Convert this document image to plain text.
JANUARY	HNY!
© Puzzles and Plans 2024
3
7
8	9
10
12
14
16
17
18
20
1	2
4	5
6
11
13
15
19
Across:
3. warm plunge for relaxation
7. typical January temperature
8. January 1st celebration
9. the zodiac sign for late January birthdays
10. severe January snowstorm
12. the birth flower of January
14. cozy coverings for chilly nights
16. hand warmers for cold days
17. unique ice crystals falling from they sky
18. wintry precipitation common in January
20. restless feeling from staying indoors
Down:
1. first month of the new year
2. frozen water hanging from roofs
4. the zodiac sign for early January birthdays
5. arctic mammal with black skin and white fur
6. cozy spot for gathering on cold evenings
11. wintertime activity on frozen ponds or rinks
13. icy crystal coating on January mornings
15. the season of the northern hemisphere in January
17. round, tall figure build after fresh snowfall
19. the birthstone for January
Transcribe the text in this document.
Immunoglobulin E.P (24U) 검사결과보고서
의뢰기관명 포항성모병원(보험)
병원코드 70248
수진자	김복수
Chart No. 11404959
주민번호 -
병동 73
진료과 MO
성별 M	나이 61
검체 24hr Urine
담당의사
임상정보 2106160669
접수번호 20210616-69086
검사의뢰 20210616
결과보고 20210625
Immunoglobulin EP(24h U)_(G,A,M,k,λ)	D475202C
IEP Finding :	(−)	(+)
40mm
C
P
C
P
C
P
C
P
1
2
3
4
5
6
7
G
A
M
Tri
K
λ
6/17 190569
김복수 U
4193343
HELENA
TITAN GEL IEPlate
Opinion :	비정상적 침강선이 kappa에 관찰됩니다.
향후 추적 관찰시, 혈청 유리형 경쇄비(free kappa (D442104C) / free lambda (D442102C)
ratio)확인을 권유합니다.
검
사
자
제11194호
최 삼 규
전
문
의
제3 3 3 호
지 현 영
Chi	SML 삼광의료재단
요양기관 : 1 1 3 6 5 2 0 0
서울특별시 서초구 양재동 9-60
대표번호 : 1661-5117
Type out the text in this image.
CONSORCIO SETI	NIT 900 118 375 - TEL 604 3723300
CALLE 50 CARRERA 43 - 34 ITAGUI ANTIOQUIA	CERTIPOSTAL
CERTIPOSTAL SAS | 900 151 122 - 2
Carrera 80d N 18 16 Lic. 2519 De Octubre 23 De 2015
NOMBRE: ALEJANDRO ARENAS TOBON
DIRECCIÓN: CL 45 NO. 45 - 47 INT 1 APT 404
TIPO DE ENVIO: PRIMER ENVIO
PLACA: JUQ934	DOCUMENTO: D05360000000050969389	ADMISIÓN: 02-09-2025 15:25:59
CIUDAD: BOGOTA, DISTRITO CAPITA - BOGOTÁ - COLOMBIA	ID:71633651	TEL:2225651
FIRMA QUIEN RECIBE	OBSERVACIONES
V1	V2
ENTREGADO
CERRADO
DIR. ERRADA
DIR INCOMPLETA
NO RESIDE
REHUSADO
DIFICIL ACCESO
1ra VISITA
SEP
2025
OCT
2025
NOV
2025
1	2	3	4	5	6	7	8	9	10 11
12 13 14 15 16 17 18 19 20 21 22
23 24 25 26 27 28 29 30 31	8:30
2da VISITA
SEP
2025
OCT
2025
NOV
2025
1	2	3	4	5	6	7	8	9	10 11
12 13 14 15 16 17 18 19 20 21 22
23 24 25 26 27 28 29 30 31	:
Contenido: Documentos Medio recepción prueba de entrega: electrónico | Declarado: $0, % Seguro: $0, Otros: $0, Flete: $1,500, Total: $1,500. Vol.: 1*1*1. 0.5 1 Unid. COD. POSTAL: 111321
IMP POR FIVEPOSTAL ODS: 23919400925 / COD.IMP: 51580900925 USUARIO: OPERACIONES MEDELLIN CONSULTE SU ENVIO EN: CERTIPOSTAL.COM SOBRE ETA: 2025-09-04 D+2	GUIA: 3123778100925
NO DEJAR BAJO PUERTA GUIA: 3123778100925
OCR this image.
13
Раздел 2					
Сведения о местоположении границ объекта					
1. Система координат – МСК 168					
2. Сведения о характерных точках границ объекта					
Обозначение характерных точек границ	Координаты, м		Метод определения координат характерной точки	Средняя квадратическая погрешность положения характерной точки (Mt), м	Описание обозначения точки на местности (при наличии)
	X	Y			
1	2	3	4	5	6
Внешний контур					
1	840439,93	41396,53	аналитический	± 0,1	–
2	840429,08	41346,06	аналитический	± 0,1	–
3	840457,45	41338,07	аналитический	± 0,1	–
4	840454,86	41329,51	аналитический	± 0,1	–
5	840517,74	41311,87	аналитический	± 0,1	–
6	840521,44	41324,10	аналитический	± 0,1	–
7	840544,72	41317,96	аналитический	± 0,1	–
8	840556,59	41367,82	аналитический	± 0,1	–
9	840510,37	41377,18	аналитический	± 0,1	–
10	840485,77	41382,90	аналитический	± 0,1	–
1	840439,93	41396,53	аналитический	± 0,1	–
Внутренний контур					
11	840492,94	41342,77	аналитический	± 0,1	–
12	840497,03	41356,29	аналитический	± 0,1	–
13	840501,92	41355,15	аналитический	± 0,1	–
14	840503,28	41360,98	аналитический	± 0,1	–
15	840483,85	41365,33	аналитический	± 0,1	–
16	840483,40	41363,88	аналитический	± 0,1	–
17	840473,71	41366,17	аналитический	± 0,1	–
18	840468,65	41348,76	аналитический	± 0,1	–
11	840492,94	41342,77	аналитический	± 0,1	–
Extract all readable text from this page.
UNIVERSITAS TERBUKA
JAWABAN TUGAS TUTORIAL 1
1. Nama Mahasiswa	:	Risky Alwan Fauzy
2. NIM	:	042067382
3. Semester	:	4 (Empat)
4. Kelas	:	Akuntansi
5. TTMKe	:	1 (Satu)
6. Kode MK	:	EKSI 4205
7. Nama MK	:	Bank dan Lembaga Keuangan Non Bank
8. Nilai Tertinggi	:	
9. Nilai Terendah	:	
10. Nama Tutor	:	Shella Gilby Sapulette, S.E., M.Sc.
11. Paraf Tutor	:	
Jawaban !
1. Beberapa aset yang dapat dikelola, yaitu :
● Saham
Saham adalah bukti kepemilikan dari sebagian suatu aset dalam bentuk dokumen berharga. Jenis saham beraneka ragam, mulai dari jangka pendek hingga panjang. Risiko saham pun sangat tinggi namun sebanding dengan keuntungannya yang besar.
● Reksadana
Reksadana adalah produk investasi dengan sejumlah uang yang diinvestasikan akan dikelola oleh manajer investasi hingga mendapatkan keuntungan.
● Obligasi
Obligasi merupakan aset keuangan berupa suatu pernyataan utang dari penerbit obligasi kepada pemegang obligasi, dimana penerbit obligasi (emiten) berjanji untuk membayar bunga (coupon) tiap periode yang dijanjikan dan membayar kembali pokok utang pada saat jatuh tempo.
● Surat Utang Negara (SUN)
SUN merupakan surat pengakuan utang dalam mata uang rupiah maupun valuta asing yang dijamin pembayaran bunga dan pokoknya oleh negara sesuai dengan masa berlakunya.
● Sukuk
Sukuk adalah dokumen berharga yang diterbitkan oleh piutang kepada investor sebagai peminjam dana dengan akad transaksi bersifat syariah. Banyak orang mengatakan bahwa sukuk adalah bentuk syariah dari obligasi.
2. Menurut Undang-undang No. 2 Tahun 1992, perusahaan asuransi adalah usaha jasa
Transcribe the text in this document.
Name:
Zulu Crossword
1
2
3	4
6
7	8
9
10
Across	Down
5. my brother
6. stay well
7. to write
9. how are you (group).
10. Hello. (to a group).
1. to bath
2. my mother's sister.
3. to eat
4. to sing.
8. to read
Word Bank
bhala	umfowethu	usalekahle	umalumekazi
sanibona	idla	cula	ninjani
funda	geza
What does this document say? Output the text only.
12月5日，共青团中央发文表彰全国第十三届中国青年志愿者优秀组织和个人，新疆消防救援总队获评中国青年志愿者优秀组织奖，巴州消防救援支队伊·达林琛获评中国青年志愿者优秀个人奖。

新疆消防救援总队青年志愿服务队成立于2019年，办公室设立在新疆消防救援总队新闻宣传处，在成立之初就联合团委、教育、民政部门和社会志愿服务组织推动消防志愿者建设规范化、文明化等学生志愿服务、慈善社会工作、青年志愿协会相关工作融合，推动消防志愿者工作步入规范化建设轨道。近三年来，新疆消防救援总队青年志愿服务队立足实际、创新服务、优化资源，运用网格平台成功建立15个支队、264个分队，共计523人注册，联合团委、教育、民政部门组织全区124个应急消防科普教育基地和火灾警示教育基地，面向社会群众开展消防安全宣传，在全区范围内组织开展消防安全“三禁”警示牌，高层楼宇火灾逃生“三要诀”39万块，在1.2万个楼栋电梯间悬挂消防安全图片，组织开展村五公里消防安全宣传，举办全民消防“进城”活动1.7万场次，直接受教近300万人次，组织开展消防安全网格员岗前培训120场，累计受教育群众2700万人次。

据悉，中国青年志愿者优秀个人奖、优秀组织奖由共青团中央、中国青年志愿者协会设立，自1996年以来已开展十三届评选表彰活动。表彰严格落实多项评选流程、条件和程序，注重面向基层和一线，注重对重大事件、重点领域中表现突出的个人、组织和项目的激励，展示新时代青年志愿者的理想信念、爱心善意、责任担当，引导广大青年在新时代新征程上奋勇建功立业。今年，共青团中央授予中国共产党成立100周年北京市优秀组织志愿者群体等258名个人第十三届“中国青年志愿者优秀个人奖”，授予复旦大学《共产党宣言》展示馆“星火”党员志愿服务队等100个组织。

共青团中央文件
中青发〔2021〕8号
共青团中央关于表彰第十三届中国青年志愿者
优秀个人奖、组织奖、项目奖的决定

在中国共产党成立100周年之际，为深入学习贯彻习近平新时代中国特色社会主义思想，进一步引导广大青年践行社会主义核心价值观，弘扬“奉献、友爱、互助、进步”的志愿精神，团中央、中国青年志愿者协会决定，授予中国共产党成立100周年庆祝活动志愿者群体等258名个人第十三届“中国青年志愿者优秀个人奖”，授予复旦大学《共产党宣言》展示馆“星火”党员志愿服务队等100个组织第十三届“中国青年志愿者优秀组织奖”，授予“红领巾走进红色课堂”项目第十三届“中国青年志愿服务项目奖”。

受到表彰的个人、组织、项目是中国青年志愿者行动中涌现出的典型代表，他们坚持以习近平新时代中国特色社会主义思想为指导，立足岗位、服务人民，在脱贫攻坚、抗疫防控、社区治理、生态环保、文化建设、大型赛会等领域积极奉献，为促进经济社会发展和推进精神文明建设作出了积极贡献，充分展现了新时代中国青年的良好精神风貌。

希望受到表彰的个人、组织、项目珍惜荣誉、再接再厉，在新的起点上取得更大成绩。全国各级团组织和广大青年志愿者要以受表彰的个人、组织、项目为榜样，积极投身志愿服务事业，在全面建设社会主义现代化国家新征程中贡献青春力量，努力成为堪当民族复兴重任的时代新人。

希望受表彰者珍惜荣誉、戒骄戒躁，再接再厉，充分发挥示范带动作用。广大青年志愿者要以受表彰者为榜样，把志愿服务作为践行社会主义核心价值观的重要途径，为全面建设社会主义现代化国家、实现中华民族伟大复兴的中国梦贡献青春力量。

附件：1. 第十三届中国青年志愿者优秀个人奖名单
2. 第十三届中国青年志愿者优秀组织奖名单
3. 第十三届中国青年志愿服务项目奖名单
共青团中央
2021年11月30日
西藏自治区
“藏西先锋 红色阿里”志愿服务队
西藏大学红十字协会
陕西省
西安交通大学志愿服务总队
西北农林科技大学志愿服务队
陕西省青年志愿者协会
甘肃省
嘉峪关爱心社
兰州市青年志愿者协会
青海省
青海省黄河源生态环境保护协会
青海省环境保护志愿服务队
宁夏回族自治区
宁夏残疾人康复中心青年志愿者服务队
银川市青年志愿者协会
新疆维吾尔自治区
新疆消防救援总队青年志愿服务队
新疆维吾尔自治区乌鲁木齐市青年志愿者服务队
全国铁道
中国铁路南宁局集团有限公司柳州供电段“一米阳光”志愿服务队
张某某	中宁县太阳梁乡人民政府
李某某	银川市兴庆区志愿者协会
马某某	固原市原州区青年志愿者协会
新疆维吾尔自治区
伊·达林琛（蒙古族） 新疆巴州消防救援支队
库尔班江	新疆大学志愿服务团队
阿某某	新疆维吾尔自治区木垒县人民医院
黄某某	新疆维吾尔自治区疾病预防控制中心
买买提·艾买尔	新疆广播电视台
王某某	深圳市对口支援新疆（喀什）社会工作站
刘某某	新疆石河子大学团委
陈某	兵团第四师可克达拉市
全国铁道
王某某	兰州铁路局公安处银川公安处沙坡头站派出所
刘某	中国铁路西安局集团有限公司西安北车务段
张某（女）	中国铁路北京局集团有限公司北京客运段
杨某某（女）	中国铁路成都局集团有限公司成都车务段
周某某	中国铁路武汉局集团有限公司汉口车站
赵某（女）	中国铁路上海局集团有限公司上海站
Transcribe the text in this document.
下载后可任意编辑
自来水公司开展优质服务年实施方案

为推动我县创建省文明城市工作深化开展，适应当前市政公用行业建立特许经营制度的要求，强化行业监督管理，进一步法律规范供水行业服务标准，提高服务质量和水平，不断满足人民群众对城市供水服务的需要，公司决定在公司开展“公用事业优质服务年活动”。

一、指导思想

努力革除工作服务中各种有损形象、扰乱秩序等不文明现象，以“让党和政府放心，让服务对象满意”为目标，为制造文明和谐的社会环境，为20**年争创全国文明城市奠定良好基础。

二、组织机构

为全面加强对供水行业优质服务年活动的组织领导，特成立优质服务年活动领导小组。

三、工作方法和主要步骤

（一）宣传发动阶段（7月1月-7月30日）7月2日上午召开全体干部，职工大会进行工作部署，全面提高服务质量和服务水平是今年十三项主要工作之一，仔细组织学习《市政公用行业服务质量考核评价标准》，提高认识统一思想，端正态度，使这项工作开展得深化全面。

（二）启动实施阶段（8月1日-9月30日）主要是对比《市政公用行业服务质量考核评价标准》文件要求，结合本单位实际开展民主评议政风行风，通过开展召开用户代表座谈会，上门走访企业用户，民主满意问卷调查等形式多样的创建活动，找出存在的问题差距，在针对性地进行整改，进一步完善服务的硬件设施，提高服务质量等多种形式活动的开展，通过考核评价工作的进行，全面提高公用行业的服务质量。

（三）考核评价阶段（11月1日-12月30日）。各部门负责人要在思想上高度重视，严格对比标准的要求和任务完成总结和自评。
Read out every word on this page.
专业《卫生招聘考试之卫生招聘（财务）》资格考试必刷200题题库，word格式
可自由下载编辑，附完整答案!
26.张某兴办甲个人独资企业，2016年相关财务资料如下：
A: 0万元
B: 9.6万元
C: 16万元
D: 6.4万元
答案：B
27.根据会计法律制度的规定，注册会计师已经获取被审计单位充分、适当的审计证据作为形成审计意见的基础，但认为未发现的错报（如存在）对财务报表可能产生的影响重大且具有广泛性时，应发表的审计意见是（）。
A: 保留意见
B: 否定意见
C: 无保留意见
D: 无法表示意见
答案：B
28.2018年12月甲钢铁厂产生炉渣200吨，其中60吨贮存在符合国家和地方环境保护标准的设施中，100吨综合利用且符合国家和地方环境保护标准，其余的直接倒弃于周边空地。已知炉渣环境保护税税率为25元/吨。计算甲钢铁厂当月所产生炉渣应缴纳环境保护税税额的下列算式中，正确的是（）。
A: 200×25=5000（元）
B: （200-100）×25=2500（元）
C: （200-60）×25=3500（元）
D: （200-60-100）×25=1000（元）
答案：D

= = = = =

- **Exercise aim**
Count the lines of the data that contain the string "cozy", and reply with that number alone.

- **Exercise answer**
2